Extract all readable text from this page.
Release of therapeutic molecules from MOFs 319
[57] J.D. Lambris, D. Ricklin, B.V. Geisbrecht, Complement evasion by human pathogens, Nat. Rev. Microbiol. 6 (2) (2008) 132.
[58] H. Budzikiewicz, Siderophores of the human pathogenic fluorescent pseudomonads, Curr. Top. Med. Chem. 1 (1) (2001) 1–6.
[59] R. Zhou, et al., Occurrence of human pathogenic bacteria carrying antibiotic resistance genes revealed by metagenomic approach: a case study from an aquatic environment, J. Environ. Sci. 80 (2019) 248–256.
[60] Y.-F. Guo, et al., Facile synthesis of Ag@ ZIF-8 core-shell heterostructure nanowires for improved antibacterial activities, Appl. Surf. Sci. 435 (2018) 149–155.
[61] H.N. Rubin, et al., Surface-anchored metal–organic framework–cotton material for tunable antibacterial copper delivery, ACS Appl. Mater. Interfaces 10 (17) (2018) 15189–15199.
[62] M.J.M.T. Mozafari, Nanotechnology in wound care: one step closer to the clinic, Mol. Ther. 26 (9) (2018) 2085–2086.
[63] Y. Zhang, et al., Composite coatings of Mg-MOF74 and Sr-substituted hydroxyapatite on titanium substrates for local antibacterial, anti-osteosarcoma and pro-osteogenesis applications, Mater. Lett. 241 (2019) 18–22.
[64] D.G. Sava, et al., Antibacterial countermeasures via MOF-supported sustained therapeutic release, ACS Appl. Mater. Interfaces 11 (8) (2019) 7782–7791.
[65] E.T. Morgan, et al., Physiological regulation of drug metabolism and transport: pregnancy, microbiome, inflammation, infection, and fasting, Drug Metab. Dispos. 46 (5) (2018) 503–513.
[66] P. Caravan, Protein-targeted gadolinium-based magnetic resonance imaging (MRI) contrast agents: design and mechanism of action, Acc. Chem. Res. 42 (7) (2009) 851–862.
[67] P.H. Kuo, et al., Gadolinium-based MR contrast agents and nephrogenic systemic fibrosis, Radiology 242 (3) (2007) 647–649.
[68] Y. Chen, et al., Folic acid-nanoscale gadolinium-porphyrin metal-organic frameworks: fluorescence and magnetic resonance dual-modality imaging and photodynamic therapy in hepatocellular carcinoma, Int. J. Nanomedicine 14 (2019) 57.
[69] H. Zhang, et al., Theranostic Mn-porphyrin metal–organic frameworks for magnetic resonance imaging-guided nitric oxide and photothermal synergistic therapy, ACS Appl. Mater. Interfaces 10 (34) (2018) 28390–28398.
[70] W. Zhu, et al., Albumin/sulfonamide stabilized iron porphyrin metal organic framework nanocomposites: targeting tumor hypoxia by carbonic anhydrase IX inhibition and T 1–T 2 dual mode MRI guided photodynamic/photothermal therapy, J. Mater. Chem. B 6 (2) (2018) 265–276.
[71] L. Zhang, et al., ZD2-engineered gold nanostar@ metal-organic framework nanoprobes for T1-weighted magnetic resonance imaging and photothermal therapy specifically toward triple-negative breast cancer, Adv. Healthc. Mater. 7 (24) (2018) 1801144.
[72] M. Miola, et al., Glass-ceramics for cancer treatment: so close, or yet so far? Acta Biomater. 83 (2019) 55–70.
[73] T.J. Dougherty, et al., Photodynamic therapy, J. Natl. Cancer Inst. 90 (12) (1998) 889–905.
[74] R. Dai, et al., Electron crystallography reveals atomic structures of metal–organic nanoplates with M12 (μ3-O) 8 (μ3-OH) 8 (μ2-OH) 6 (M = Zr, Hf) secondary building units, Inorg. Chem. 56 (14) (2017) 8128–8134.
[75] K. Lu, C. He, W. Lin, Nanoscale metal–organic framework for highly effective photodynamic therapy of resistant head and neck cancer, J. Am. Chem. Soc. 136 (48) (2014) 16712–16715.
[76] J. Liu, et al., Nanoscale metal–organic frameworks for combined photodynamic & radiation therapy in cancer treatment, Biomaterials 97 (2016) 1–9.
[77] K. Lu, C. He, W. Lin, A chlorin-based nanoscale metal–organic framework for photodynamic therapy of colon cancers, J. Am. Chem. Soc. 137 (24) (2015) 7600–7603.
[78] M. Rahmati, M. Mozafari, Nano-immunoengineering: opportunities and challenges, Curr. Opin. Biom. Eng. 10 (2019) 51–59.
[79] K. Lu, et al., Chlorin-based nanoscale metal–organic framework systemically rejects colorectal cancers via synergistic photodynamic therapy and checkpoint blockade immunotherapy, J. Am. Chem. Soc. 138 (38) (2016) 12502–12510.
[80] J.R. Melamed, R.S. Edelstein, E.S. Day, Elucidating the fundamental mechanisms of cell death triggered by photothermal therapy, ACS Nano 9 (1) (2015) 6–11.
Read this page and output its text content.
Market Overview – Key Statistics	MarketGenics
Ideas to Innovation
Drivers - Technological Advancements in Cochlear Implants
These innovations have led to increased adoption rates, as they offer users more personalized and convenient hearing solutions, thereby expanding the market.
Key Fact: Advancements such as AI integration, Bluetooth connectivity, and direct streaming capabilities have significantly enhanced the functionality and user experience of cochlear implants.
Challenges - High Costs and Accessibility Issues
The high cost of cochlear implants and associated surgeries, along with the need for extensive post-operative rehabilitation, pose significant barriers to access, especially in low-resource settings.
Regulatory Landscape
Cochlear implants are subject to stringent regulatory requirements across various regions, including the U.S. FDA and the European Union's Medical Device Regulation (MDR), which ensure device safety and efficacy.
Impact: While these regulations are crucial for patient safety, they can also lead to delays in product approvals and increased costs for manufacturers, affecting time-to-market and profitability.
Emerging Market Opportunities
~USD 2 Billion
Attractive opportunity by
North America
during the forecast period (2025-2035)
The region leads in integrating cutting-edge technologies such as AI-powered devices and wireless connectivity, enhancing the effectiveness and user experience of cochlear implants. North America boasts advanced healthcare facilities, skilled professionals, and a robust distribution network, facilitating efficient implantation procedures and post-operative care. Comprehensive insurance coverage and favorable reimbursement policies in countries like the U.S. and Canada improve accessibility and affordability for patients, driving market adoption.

WHAT YOU SHOULD DO:
Your reply should consist of all the records, set down exactly.

ANSWER SPACE:
Extract all readable text from this page.
Release of therapeutic molecules from MOFs 319
[57] J.D. Lambris, D. Ricklin, B.V. Geisbrecht, Complement evasion by human pathogens, Nat. Rev. Microbiol. 6 (2) (2008) 132.
[58] H. Budzikiewicz, Siderophores of the human pathogenic fluorescent pseudomonads, Curr. Top. Med. Chem. 1 (1) (2001) 1–6.
[59] R. Zhou, et al., Occurrence of human pathogenic bacteria carrying antibiotic resistance genes revealed by metagenomic approach: a case study from an aquatic environment, J. Environ. Sci. 80 (2019) 248–256.
[60] Y.-F. Guo, et al., Facile synthesis of Ag@ ZIF-8 core-shell heterostructure nanowires for improved antibacterial activities, Appl. Surf. Sci. 435 (2018) 149–155.
[61] H.N. Rubin, et al., Surface-anchored metal–organic framework–cotton material for tunable antibacterial copper delivery, ACS Appl. Mater. Interfaces 10 (17) (2018) 15189–15199.
[62] M.J.M.T. Mozafari, Nanotechnology in wound care: one step closer to the clinic, Mol. Ther. 26 (9) (2018) 2085–2086.
[63] Y. Zhang, et al., Composite coatings of Mg-MOF74 and Sr-substituted hydroxyapatite on titanium substrates for local antibacterial, anti-osteosarcoma and pro-osteogenesis applications, Mater. Lett. 241 (2019) 18–22.
[64] D.G. Sava, et al., Antibacterial countermeasures via MOF-supported sustained therapeutic release, ACS Appl. Mater. Interfaces 11 (8) (2019) 7782–7791.
[65] E.T. Morgan, et al., Physiological regulation of drug metabolism and transport: pregnancy, microbiome, inflammation, infection, and fasting, Drug Metab. Dispos. 46 (5) (2018) 503–513.
[66] P. Caravan, Protein-targeted gadolinium-based magnetic resonance imaging (MRI) contrast agents: design and mechanism of action, Acc. Chem. Res. 42 (7) (2009) 851–862.
[67] P.H. Kuo, et al., Gadolinium-based MR contrast agents and nephrogenic systemic fibrosis, Radiology 242 (3) (2007) 647–649.
[68] Y. Chen, et al., Folic acid-nanoscale gadolinium-porphyrin metal-organic frameworks: fluorescence and magnetic resonance dual-modality imaging and photodynamic therapy in hepatocellular carcinoma, Int. J. Nanomedicine 14 (2019) 57.
[69] H. Zhang, et al., Theranostic Mn-porphyrin metal–organic frameworks for magnetic resonance imaging-guided nitric oxide and photothermal synergistic therapy, ACS Appl. Mater. Interfaces 10 (34) (2018) 28390–28398.
[70] W. Zhu, et al., Albumin/sulfonamide stabilized iron porphyrin metal organic framework nanocomposites: targeting tumor hypoxia by carbonic anhydrase IX inhibition and T 1–T 2 dual mode MRI guided photodynamic/photothermal therapy, J. Mater. Chem. B 6 (2) (2018) 265–276.
[71] L. Zhang, et al., ZD2-engineered gold nanostar@ metal-organic framework nanoprobes for T1-weighted magnetic resonance imaging and photothermal therapy specifically toward triple-negative breast cancer, Adv. Healthc. Mater. 7 (24) (2018) 1801144.
[72] M. Miola, et al., Glass-ceramics for cancer treatment: so close, or yet so far? Acta Biomater. 83 (2019) 55–70.
[73] T.J. Dougherty, et al., Photodynamic therapy, J. Natl. Cancer Inst. 90 (12) (1998) 889–905.
[74] R. Dai, et al., Electron crystallography reveals atomic structures of metal–organic nanoplates with M12 (μ3-O) 8 (μ3-OH) 8 (μ2-OH) 6 (M = Zr, Hf) secondary building units, Inorg. Chem. 56 (14) (2017) 8128–8134.
[75] K. Lu, C. He, W. Lin, Nanoscale metal–organic framework for highly effective photodynamic therapy of resistant head and neck cancer, J. Am. Chem. Soc. 136 (48) (2014) 16712–16715.
[76] J. Liu, et al., Nanoscale metal–organic frameworks for combined photodynamic & radiation therapy in cancer treatment, Biomaterials 97 (2016) 1–9.
[77] K. Lu, C. He, W. Lin, A chlorin-based nanoscale metal–organic framework for photodynamic therapy of colon cancers, J. Am. Chem. Soc. 137 (24) (2015) 7600–7603.
[78] M. Rahmati, M. Mozafari, Nano-immunoengineering: opportunities and challenges, Curr. Opin. Biom. Eng. 10 (2019) 51–59.
[79] K. Lu, et al., Chlorin-based nanoscale metal–organic framework systemically rejects colorectal cancers via synergistic photodynamic therapy and checkpoint blockade immunotherapy, J. Am. Chem. Soc. 138 (38) (2016) 12502–12510.
[80] J.R. Melamed, R.S. Edelstein, E.S. Day, Elucidating the fundamental mechanisms of cell death triggered by photothermal therapy, ACS Nano 9 (1) (2015) 6–11.
Read this page and output its text content.
Market Overview – Key Statistics	MarketGenics
Ideas to Innovation
Drivers - Technological Advancements in Cochlear Implants
These innovations have led to increased adoption rates, as they offer users more personalized and convenient hearing solutions, thereby expanding the market.
Key Fact: Advancements such as AI integration, Bluetooth connectivity, and direct streaming capabilities have significantly enhanced the functionality and user experience of cochlear implants.
Challenges - High Costs and Accessibility Issues
The high cost of cochlear implants and associated surgeries, along with the need for extensive post-operative rehabilitation, pose significant barriers to access, especially in low-resource settings.
Regulatory Landscape
Cochlear implants are subject to stringent regulatory requirements across various regions, including the U.S. FDA and the European Union's Medical Device Regulation (MDR), which ensure device safety and efficacy.
Impact: While these regulations are crucial for patient safety, they can also lead to delays in product approvals and increased costs for manufacturers, affecting time-to-market and profitability.
Emerging Market Opportunities
~USD 2 Billion
Attractive opportunity by
North America
during the forecast period (2025-2035)
The region leads in integrating cutting-edge technologies such as AI-powered devices and wireless connectivity, enhancing the effectiveness and user experience of cochlear implants. North America boasts advanced healthcare facilities, skilled professionals, and a robust distribution network, facilitating efficient implantation procedures and post-operative care. Comprehensive insurance coverage and favorable reimbursement policies in countries like the U.S. and Canada improve accessibility and affordability for patients, driving market adoption.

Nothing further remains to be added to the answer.